◆ Given data

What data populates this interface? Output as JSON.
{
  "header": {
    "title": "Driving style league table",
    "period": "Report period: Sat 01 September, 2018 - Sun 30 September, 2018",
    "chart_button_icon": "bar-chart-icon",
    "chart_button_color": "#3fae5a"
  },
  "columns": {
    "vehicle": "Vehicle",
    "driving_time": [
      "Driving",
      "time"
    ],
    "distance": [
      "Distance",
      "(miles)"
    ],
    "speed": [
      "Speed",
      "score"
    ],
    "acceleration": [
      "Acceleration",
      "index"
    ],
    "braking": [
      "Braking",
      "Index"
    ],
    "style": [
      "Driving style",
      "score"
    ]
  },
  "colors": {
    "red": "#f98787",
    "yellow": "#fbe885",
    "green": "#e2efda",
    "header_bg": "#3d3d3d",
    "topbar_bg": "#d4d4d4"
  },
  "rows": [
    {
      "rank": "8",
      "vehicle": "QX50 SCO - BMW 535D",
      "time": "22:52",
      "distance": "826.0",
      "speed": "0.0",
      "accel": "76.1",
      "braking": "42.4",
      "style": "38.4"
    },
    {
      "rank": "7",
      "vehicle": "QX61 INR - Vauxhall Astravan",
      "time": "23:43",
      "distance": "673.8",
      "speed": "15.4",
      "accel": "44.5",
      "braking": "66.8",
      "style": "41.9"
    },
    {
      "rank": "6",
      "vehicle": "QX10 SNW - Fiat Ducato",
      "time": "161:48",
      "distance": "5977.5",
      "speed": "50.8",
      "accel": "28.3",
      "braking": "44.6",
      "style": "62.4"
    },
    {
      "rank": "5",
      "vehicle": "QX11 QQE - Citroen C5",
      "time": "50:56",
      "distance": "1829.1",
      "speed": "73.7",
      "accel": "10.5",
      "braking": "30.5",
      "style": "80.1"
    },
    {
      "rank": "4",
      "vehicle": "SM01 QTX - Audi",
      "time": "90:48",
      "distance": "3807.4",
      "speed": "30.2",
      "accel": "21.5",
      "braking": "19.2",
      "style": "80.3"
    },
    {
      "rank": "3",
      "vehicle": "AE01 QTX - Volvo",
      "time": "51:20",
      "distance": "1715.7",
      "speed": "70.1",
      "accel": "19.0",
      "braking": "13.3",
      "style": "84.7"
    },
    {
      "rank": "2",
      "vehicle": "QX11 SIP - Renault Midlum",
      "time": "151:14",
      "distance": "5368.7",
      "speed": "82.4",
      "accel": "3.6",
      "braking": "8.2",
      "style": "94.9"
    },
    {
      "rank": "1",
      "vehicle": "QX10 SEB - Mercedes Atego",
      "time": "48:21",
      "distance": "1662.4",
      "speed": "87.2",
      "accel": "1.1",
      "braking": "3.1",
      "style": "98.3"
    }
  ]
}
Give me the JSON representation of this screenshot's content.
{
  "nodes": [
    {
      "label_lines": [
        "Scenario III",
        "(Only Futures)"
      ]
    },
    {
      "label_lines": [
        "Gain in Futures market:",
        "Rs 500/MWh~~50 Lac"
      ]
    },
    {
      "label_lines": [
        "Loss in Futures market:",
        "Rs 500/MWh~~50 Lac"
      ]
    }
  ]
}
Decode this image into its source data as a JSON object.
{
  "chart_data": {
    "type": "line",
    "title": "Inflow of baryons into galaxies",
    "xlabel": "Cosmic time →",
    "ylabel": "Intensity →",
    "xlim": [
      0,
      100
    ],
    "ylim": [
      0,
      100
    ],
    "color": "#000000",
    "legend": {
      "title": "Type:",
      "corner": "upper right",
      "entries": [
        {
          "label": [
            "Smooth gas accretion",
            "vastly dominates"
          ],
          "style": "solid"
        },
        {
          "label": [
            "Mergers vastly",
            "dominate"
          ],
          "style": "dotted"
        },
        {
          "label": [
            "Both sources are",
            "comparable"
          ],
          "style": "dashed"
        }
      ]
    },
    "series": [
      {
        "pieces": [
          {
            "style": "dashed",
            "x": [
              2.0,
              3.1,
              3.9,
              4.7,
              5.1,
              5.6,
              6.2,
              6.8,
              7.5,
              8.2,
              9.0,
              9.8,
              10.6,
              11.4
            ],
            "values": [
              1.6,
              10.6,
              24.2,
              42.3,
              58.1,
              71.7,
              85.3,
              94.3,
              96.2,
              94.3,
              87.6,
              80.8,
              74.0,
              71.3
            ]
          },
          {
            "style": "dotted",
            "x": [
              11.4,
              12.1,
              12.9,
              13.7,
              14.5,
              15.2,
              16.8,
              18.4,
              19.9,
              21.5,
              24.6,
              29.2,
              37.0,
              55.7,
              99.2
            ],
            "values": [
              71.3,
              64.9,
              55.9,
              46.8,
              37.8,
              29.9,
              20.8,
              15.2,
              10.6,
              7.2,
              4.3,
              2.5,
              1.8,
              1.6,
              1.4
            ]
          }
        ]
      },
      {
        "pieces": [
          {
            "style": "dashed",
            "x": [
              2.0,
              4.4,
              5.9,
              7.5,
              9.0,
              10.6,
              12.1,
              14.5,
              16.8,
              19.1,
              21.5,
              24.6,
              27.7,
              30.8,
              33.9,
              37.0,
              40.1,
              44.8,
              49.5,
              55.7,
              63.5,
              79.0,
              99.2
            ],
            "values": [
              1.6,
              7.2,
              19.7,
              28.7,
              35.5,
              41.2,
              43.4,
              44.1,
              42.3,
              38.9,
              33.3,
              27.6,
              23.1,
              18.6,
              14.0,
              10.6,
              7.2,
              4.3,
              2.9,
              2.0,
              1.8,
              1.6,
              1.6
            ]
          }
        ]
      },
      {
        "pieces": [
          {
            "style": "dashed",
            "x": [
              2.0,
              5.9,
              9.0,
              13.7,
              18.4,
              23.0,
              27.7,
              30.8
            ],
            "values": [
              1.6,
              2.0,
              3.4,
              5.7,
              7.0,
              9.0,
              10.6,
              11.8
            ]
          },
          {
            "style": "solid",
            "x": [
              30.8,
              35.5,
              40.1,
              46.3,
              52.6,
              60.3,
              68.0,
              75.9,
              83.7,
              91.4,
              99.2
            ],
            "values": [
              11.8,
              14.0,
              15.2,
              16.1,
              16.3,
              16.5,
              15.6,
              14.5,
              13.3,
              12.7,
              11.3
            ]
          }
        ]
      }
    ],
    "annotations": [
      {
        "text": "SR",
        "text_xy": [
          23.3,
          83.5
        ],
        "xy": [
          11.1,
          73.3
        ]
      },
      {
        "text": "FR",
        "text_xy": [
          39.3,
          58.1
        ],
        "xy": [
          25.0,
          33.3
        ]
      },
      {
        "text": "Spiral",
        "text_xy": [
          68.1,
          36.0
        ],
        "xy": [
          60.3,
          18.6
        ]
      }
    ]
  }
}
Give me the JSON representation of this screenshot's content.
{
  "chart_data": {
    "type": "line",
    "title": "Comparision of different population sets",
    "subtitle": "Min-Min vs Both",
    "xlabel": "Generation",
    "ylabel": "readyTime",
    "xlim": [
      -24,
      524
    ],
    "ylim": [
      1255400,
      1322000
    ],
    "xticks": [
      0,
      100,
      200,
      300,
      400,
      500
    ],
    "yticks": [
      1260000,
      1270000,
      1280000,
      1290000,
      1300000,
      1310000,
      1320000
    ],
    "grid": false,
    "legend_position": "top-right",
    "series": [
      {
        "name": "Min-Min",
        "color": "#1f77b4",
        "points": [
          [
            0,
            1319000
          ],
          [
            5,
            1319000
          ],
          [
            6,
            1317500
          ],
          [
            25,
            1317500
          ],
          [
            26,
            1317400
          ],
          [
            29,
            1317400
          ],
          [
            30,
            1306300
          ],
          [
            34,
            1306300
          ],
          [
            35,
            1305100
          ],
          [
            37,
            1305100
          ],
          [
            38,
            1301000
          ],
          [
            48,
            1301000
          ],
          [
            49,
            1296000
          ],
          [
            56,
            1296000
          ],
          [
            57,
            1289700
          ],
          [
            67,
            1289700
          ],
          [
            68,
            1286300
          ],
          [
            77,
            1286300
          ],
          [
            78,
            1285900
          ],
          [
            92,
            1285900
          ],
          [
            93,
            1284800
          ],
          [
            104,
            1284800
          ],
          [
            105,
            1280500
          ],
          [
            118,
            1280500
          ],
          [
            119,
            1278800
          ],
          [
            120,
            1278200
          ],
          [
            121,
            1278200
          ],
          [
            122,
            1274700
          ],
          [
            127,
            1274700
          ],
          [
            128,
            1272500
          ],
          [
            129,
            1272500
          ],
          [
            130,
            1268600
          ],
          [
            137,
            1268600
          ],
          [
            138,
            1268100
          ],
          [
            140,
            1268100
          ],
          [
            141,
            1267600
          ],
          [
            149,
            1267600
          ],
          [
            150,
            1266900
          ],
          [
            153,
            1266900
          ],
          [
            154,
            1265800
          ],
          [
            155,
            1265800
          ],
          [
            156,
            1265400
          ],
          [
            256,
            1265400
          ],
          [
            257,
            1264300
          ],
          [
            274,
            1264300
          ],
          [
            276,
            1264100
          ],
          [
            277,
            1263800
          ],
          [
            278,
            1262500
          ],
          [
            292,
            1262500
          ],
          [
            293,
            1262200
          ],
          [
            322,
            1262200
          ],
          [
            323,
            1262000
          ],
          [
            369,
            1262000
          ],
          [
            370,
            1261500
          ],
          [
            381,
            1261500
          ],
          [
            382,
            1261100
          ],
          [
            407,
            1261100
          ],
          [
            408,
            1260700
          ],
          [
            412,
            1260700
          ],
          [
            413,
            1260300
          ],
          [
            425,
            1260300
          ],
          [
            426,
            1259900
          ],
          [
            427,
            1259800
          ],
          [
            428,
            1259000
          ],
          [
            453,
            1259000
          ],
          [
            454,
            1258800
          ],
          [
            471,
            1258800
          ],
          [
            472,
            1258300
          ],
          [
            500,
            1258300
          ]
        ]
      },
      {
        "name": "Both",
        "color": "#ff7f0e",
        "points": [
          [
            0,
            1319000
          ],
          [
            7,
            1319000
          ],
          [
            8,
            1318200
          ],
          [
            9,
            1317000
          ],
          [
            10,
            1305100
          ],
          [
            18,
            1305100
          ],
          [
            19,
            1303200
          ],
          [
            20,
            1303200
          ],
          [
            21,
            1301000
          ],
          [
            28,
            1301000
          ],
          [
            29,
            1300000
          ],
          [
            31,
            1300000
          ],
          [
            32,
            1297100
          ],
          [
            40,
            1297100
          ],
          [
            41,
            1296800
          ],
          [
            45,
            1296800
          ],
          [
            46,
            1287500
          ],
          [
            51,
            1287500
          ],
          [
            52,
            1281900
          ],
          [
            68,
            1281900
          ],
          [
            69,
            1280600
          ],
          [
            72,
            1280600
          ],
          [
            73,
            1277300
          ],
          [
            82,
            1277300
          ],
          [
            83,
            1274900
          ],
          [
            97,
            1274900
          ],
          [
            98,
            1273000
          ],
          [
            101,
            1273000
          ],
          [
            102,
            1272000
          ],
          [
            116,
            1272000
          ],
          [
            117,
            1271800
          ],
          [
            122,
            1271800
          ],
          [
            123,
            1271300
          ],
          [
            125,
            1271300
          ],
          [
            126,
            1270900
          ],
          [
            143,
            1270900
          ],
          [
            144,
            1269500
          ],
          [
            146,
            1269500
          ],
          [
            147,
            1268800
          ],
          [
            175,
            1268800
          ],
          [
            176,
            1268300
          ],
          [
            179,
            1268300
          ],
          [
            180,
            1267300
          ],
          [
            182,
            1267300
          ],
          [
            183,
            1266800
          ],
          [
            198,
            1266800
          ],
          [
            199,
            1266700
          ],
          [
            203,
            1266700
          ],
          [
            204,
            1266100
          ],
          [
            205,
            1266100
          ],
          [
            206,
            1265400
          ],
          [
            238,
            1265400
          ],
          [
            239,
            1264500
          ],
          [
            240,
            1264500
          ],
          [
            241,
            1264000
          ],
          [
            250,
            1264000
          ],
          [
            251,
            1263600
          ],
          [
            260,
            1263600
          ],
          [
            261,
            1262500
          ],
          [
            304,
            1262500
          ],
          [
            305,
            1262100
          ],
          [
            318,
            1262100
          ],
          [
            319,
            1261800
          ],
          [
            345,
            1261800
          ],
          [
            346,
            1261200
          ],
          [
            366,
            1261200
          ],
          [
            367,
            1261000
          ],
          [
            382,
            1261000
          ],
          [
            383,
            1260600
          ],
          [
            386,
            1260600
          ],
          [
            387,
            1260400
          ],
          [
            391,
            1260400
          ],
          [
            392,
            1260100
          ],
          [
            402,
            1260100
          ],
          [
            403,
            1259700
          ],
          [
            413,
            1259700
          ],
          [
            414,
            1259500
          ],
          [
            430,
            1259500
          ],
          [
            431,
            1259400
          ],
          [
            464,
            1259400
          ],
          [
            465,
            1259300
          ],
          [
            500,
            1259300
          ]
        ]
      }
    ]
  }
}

◆ Required task
Report how many lines in these entries contain "market". Answer with the number only.

◆ Response to this task
2